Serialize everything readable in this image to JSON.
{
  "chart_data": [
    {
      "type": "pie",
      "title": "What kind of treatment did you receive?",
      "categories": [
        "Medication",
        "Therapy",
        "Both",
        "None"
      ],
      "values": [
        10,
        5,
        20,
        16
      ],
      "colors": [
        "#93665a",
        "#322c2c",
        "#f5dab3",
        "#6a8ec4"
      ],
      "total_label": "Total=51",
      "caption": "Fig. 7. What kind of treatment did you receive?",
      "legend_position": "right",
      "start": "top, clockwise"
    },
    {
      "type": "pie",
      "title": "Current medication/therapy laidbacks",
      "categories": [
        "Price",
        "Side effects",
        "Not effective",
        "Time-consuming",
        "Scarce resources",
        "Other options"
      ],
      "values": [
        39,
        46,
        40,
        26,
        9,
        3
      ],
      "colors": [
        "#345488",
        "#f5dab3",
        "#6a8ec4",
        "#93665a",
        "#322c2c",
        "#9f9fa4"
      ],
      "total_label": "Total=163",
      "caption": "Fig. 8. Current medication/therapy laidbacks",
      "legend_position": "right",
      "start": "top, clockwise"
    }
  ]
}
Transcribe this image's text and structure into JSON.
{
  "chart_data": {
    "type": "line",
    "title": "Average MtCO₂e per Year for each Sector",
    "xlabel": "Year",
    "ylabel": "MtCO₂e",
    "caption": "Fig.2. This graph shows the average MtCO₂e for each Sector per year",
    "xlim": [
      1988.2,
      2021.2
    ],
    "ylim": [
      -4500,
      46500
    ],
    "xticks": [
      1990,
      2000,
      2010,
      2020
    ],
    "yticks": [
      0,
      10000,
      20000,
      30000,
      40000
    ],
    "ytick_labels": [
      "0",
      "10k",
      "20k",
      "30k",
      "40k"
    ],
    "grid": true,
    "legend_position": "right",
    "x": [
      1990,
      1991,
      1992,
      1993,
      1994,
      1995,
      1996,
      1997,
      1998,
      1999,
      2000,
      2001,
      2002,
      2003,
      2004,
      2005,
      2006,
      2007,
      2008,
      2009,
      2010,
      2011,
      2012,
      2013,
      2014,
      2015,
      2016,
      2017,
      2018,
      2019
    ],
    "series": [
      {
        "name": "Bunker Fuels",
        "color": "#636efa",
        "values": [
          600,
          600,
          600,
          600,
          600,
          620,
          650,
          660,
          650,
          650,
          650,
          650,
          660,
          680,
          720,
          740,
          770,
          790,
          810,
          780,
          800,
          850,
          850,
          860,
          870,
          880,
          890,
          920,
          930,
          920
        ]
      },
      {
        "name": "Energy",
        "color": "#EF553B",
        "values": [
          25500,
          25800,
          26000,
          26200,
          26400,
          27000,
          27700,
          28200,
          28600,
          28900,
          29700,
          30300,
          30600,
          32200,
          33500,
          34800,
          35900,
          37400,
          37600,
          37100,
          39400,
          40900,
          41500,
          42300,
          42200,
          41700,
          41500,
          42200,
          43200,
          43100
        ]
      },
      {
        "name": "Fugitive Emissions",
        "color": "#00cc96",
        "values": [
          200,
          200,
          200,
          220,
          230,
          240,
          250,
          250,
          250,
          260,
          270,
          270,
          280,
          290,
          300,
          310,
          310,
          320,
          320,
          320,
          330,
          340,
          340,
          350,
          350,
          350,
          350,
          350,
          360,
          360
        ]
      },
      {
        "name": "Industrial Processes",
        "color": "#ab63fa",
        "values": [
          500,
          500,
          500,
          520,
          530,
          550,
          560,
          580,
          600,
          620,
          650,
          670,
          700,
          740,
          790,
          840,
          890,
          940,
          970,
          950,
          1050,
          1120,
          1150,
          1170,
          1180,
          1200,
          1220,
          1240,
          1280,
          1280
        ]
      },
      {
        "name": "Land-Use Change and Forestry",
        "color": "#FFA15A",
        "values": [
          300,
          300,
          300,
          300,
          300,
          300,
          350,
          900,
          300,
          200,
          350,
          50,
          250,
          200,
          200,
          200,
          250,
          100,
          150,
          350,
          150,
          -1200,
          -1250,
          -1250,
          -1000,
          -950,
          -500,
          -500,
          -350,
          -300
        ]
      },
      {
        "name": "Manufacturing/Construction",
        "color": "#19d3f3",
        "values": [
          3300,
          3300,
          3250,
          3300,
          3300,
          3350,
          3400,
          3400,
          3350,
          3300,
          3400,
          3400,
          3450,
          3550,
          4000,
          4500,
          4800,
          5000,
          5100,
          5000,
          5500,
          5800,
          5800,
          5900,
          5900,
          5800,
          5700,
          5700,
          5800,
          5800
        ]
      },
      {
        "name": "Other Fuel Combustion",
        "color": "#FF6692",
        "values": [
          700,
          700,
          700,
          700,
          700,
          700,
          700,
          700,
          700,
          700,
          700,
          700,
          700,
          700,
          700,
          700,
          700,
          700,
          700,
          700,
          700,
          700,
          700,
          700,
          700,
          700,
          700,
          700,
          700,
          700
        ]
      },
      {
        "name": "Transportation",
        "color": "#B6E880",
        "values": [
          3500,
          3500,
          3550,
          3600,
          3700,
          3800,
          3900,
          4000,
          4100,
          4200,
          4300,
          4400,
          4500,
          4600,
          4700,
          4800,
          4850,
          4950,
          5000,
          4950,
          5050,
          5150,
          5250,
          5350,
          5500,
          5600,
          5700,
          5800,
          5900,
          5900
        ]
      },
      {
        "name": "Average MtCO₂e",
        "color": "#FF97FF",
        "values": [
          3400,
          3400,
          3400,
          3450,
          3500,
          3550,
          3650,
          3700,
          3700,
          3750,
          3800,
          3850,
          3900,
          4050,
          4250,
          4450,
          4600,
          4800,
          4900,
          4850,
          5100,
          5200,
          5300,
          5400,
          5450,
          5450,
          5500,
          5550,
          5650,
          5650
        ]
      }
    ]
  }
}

* STATED PROBLEM
Return each entry from above without altering a single character.

* WORKED SOLUTION
Serialize everything readable in this image to JSON.
{
  "chart_data": [
    {
      "type": "pie",
      "title": "What kind of treatment did you receive?",
      "categories": [
        "Medication",
        "Therapy",
        "Both",
        "None"
      ],
      "values": [
        10,
        5,
        20,
        16
      ],
      "colors": [
        "#93665a",
        "#322c2c",
        "#f5dab3",
        "#6a8ec4"
      ],
      "total_label": "Total=51",
      "caption": "Fig. 7. What kind of treatment did you receive?",
      "legend_position": "right",
      "start": "top, clockwise"
    },
    {
      "type": "pie",
      "title": "Current medication/therapy laidbacks",
      "categories": [
        "Price",
        "Side effects",
        "Not effective",
        "Time-consuming",
        "Scarce resources",
        "Other options"
      ],
      "values": [
        39,
        46,
        40,
        26,
        9,
        3
      ],
      "colors": [
        "#345488",
        "#f5dab3",
        "#6a8ec4",
        "#93665a",
        "#322c2c",
        "#9f9fa4"
      ],
      "total_label": "Total=163",
      "caption": "Fig. 8. Current medication/therapy laidbacks",
      "legend_position": "right",
      "start": "top, clockwise"
    }
  ]
}
Transcribe this image's text and structure into JSON.
{
  "chart_data": {
    "type": "line",
    "title": "Average MtCO₂e per Year for each Sector",
    "xlabel": "Year",
    "ylabel": "MtCO₂e",
    "caption": "Fig.2. This graph shows the average MtCO₂e for each Sector per year",
    "xlim": [
      1988.2,
      2021.2
    ],
    "ylim": [
      -4500,
      46500
    ],
    "xticks": [
      1990,
      2000,
      2010,
      2020
    ],
    "yticks": [
      0,
      10000,
      20000,
      30000,
      40000
    ],
    "ytick_labels": [
      "0",
      "10k",
      "20k",
      "30k",
      "40k"
    ],
    "grid": true,
    "legend_position": "right",
    "x": [
      1990,
      1991,
      1992,
      1993,
      1994,
      1995,
      1996,
      1997,
      1998,
      1999,
      2000,
      2001,
      2002,
      2003,
      2004,
      2005,
      2006,
      2007,
      2008,
      2009,
      2010,
      2011,
      2012,
      2013,
      2014,
      2015,
      2016,
      2017,
      2018,
      2019
    ],
    "series": [
      {
        "name": "Bunker Fuels",
        "color": "#636efa",
        "values": [
          600,
          600,
          600,
          600,
          600,
          620,
          650,
          660,
          650,
          650,
          650,
          650,
          660,
          680,
          720,
          740,
          770,
          790,
          810,
          780,
          800,
          850,
          850,
          860,
          870,
          880,
          890,
          920,
          930,
          920
        ]
      },
      {
        "name": "Energy",
        "color": "#EF553B",
        "values": [
          25500,
          25800,
          26000,
          26200,
          26400,
          27000,
          27700,
          28200,
          28600,
          28900,
          29700,
          30300,
          30600,
          32200,
          33500,
          34800,
          35900,
          37400,
          37600,
          37100,
          39400,
          40900,
          41500,
          42300,
          42200,
          41700,
          41500,
          42200,
          43200,
          43100
        ]
      },
      {
        "name": "Fugitive Emissions",
        "color": "#00cc96",
        "values": [
          200,
          200,
          200,
          220,
          230,
          240,
          250,
          250,
          250,
          260,
          270,
          270,
          280,
          290,
          300,
          310,
          310,
          320,
          320,
          320,
          330,
          340,
          340,
          350,
          350,
          350,
          350,
          350,
          360,
          360
        ]
      },
      {
        "name": "Industrial Processes",
        "color": "#ab63fa",
        "values": [
          500,
          500,
          500,
          520,
          530,
          550,
          560,
          580,
          600,
          620,
          650,
          670,
          700,
          740,
          790,
          840,
          890,
          940,
          970,
          950,
          1050,
          1120,
          1150,
          1170,
          1180,
          1200,
          1220,
          1240,
          1280,
          1280
        ]
      },
      {
        "name": "Land-Use Change and Forestry",
        "color": "#FFA15A",
        "values": [
          300,
          300,
          300,
          300,
          300,
          300,
          350,
          900,
          300,
          200,
          350,
          50,
          250,
          200,
          200,
          200,
          250,
          100,
          150,
          350,
          150,
          -1200,
          -1250,
          -1250,
          -1000,
          -950,
          -500,
          -500,
          -350,
          -300
        ]
      },
      {
        "name": "Manufacturing/Construction",
        "color": "#19d3f3",
        "values": [
          3300,
          3300,
          3250,
          3300,
          3300,
          3350,
          3400,
          3400,
          3350,
          3300,
          3400,
          3400,
          3450,
          3550,
          4000,
          4500,
          4800,
          5000,
          5100,
          5000,
          5500,
          5800,
          5800,
          5900,
          5900,
          5800,
          5700,
          5700,
          5800,
          5800
        ]
      },
      {
        "name": "Other Fuel Combustion",
        "color": "#FF6692",
        "values": [
          700,
          700,
          700,
          700,
          700,
          700,
          700,
          700,
          700,
          700,
          700,
          700,
          700,
          700,
          700,
          700,
          700,
          700,
          700,
          700,
          700,
          700,
          700,
          700,
          700,
          700,
          700,
          700,
          700,
          700
        ]
      },
      {
        "name": "Transportation",
        "color": "#B6E880",
        "values": [
          3500,
          3500,
          3550,
          3600,
          3700,
          3800,
          3900,
          4000,
          4100,
          4200,
          4300,
          4400,
          4500,
          4600,
          4700,
          4800,
          4850,
          4950,
          5000,
          4950,
          5050,
          5150,
          5250,
          5350,
          5500,
          5600,
          5700,
          5800,
          5900,
          5900
        ]
      },
      {
        "name": "Average MtCO₂e",
        "color": "#FF97FF",
        "values": [
          3400,
          3400,
          3400,
          3450,
          3500,
          3550,
          3650,
          3700,
          3700,
          3750,
          3800,
          3850,
          3900,
          4050,
          4250,
          4450,
          4600,
          4800,
          4900,
          4850,
          5100,
          5200,
          5300,
          5400,
          5450,
          5450,
          5500,
          5550,
          5650,
          5650
        ]
      }
    ]
  }
}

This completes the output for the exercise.